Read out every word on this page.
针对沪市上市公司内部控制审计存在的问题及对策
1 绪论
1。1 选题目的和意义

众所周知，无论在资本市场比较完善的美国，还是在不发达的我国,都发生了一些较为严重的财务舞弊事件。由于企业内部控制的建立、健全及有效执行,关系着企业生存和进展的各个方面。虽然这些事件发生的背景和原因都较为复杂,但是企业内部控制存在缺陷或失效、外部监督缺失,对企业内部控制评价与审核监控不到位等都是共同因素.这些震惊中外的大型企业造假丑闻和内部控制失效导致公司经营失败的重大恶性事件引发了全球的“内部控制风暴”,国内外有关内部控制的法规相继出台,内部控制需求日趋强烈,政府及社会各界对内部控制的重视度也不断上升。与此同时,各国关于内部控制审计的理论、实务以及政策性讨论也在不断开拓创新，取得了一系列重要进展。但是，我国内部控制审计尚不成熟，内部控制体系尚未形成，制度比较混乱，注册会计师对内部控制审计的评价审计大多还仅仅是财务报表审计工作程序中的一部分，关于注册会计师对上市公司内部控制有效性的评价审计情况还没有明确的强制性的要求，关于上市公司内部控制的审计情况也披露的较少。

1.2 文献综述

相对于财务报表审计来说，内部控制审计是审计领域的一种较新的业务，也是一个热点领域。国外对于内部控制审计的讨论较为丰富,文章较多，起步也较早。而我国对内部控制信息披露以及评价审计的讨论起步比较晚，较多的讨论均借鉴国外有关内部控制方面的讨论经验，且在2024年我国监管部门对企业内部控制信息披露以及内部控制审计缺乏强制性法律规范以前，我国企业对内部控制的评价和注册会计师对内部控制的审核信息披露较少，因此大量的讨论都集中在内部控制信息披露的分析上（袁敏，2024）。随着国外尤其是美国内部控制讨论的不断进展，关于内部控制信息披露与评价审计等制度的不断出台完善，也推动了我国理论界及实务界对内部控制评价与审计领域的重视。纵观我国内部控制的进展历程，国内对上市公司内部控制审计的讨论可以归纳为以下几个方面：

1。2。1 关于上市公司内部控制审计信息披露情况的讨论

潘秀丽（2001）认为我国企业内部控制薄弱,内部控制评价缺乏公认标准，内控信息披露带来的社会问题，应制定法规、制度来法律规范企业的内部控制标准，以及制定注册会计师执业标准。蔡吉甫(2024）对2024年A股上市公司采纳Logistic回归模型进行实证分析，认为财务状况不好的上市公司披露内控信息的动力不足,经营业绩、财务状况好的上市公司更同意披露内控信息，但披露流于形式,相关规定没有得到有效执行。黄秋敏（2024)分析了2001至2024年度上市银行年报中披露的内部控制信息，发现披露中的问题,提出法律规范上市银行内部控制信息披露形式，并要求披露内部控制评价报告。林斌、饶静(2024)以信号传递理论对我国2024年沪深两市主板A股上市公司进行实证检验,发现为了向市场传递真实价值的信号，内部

## Goal
Write out every entry again exactly, please, with nothing missing.

## Reply to the task
Read out every word on this page.
针对沪市上市公司内部控制审计存在的问题及对策
1 绪论
1。1 选题目的和意义

众所周知，无论在资本市场比较完善的美国，还是在不发达的我国,都发生了一些较为严重的财务舞弊事件。由于企业内部控制的建立、健全及有效执行,关系着企业生存和进展的各个方面。虽然这些事件发生的背景和原因都较为复杂,但是企业内部控制存在缺陷或失效、外部监督缺失,对企业内部控制评价与审核监控不到位等都是共同因素.这些震惊中外的大型企业造假丑闻和内部控制失效导致公司经营失败的重大恶性事件引发了全球的“内部控制风暴”,国内外有关内部控制的法规相继出台,内部控制需求日趋强烈,政府及社会各界对内部控制的重视度也不断上升。与此同时,各国关于内部控制审计的理论、实务以及政策性讨论也在不断开拓创新，取得了一系列重要进展。但是，我国内部控制审计尚不成熟，内部控制体系尚未形成，制度比较混乱，注册会计师对内部控制审计的评价审计大多还仅仅是财务报表审计工作程序中的一部分，关于注册会计师对上市公司内部控制有效性的评价审计情况还没有明确的强制性的要求，关于上市公司内部控制的审计情况也披露的较少。

1.2 文献综述

相对于财务报表审计来说，内部控制审计是审计领域的一种较新的业务，也是一个热点领域。国外对于内部控制审计的讨论较为丰富,文章较多，起步也较早。而我国对内部控制信息披露以及评价审计的讨论起步比较晚，较多的讨论均借鉴国外有关内部控制方面的讨论经验，且在2024年我国监管部门对企业内部控制信息披露以及内部控制审计缺乏强制性法律规范以前，我国企业对内部控制的评价和注册会计师对内部控制的审核信息披露较少，因此大量的讨论都集中在内部控制信息披露的分析上（袁敏，2024）。随着国外尤其是美国内部控制讨论的不断进展，关于内部控制信息披露与评价审计等制度的不断出台完善，也推动了我国理论界及实务界对内部控制评价与审计领域的重视。纵观我国内部控制的进展历程，国内对上市公司内部控制审计的讨论可以归纳为以下几个方面：

1。2。1 关于上市公司内部控制审计信息披露情况的讨论

潘秀丽（2001）认为我国企业内部控制薄弱,内部控制评价缺乏公认标准，内控信息披露带来的社会问题，应制定法规、制度来法律规范企业的内部控制标准，以及制定注册会计师执业标准。蔡吉甫(2024）对2024年A股上市公司采纳Logistic回归模型进行实证分析，认为财务状况不好的上市公司披露内控信息的动力不足,经营业绩、财务状况好的上市公司更同意披露内控信息，但披露流于形式,相关规定没有得到有效执行。黄秋敏（2024)分析了2001至2024年度上市银行年报中披露的内部控制信息，发现披露中的问题,提出法律规范上市银行内部控制信息披露形式，并要求披露内部控制评价报告。林斌、饶静(2024)以信号传递理论对我国2024年沪深两市主板A股上市公司进行实证检验,发现为了向市场传递真实价值的信号，内部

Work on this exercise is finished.